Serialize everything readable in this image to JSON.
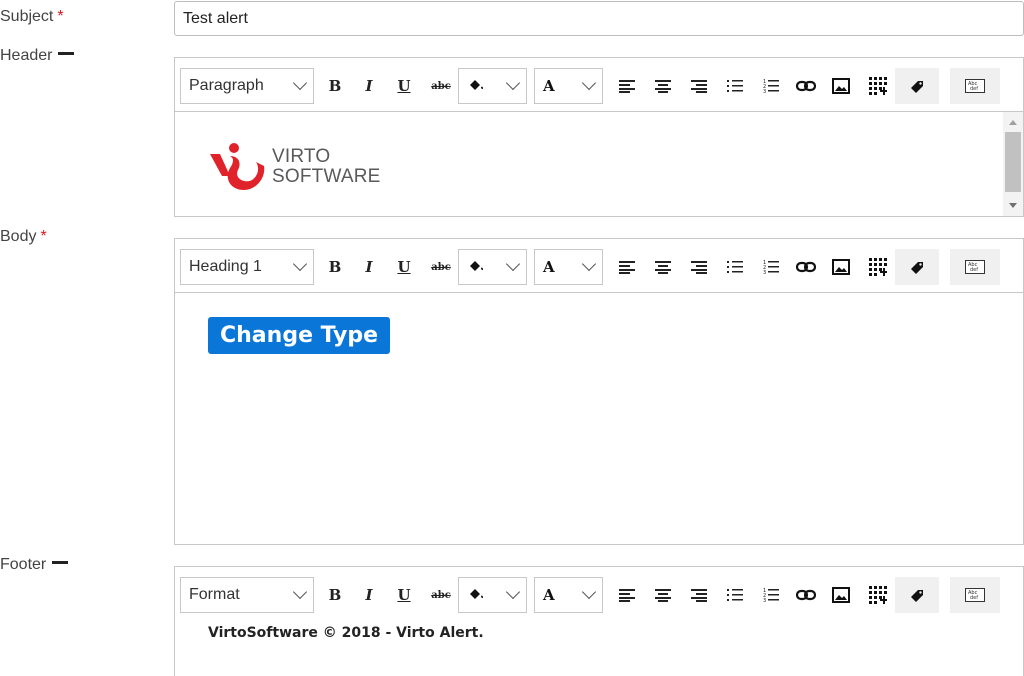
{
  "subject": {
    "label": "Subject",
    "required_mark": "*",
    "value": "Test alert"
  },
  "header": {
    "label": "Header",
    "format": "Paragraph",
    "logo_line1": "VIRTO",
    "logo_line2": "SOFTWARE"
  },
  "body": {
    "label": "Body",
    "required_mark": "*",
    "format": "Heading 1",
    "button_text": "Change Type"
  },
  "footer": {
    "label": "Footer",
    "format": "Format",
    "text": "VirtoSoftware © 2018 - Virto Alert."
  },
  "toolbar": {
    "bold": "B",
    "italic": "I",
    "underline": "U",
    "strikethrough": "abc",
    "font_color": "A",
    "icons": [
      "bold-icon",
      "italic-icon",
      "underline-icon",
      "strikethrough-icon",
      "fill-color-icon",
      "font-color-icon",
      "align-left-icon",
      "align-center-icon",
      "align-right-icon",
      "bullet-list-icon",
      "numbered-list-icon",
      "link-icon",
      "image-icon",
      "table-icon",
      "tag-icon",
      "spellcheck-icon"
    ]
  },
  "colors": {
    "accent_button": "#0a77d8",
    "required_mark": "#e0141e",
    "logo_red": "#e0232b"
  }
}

---

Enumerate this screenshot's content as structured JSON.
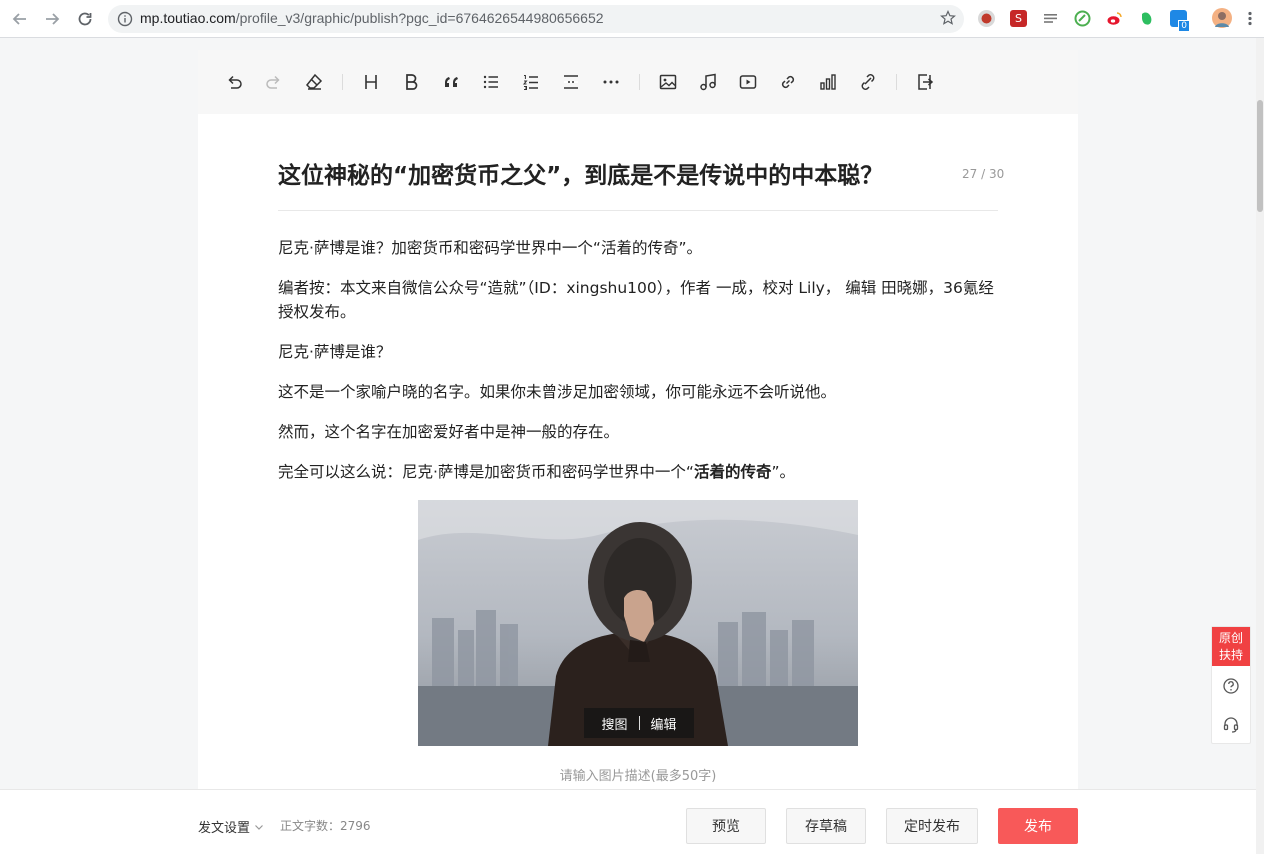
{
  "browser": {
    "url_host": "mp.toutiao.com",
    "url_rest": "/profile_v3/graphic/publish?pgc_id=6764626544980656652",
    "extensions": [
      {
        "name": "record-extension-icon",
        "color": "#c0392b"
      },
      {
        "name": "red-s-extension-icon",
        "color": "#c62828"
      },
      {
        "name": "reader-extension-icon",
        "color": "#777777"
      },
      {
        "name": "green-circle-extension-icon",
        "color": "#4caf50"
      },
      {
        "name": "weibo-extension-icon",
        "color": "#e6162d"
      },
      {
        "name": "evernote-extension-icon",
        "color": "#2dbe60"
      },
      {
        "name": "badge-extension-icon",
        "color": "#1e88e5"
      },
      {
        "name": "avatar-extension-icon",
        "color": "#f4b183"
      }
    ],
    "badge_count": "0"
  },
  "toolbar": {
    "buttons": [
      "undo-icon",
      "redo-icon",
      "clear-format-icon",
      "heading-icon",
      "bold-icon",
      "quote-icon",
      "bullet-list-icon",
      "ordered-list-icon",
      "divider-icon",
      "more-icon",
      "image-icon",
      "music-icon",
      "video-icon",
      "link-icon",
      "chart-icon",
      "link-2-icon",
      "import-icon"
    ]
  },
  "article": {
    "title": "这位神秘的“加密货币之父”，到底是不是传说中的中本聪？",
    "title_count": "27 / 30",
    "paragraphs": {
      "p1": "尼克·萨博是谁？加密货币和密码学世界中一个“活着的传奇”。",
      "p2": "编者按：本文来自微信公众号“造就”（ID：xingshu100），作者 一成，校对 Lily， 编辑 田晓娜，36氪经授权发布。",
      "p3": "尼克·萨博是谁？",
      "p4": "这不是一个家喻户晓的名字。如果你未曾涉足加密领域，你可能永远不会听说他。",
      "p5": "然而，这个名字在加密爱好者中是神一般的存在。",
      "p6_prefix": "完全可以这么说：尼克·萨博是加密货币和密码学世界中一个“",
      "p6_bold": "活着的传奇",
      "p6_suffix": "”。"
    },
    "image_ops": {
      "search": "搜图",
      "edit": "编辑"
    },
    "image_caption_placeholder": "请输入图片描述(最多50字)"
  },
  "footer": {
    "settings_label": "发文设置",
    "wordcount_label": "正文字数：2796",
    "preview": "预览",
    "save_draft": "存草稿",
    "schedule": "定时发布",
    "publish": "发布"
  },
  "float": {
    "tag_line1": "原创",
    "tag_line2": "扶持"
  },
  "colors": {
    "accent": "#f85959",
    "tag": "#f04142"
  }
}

---

__Request__.
Using the listing above, pull out all lines that hold the word "萨博是谁".

__Full answer__.
      "p1": "尼克·萨博是谁？加密货币和密码学世界中一个“活着的传奇”。",
      "p3": "尼克·萨博是谁？",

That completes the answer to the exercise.